>>>>
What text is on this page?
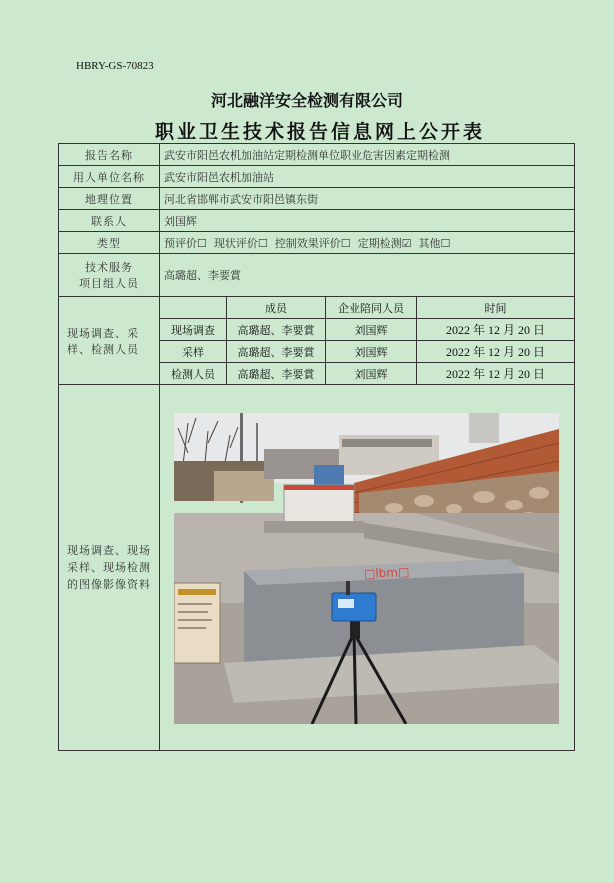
HBRY-GS-70823
河北融洋安全检测有限公司
职业卫生技术报告信息网上公开表
报告名称	武安市阳邑农机加油站定期检测单位职业危害因素定期检测			
用人单位名称	武安市阳邑农机加油站			
地理位置	河北省邯郸市武安市阳邑镇东街			
联系人	刘国辉			
类型	预评价☐ 现状评价☐ 控制效果评价☐ 定期检测☑ 其他☐			

技术服务
项目组人员	高璐超、李要賞			
现场调查、采样、检测人员		成员	企业陪同人员	时间
	现场调查	高璐超、李要賞	刘国辉	2022 年 12 月 20 日
	采样	高璐超、李要賞	刘国辉	2022 年 12 月 20 日
	检测人员	高璐超、李要賞	刘国辉	2022 年 12 月 20 日
现场调查、现场采样、现场检测的图像影像资料	□lbm□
<<<<
■ **PROBLEM TO WORK ON**:
Keep the pictures out of the copy and return the rest of the data above exactly.

■ **THE RESPONSE**:
What text is on this page?
HBRY-GS-70823
河北融洋安全检测有限公司
职业卫生技术报告信息网上公开表
报告名称	武安市阳邑农机加油站定期检测单位职业危害因素定期检测			
用人单位名称	武安市阳邑农机加油站			
地理位置	河北省邯郸市武安市阳邑镇东街			
联系人	刘国辉			
类型	预评价☐ 现状评价☐ 控制效果评价☐ 定期检测☑ 其他☐			

技术服务
项目组人员	高璐超、李要賞			
现场调查、采样、检测人员		成员	企业陪同人员	时间
	现场调查	高璐超、李要賞	刘国辉	2022 年 12 月 20 日
	采样	高璐超、李要賞	刘国辉	2022 年 12 月 20 日
	检测人员	高璐超、李要賞	刘国辉	2022 年 12 月 20 日
现场调查、现场采样、现场检测的图像影像资料	□lbm□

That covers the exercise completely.